Provide the data again in its entirety, exactly as given.

__Dataset records__.
____

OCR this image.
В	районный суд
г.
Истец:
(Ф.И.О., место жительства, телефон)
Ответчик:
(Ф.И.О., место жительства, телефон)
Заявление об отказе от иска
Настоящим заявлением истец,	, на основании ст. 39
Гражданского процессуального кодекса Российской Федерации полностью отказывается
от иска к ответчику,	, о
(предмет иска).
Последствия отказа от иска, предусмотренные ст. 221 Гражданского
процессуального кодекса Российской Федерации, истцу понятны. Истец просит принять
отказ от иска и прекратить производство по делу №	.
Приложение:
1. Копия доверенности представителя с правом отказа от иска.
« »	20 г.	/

____

__Result below__.
OCR this image.
В	районный суд
г.
Истец:
(Ф.И.О., место жительства, телефон)
Ответчик:
(Ф.И.О., место жительства, телефон)
Заявление об отказе от иска
Настоящим заявлением истец,	, на основании ст. 39
Гражданского процессуального кодекса Российской Федерации полностью отказывается
от иска к ответчику,	, о
(предмет иска).
Последствия отказа от иска, предусмотренные ст. 221 Гражданского
процессуального кодекса Российской Федерации, истцу понятны. Истец просит принять
отказ от иска и прекратить производство по делу №	.
Приложение:
1. Копия доверенности представителя с правом отказа от иска.
« »	20 г.	/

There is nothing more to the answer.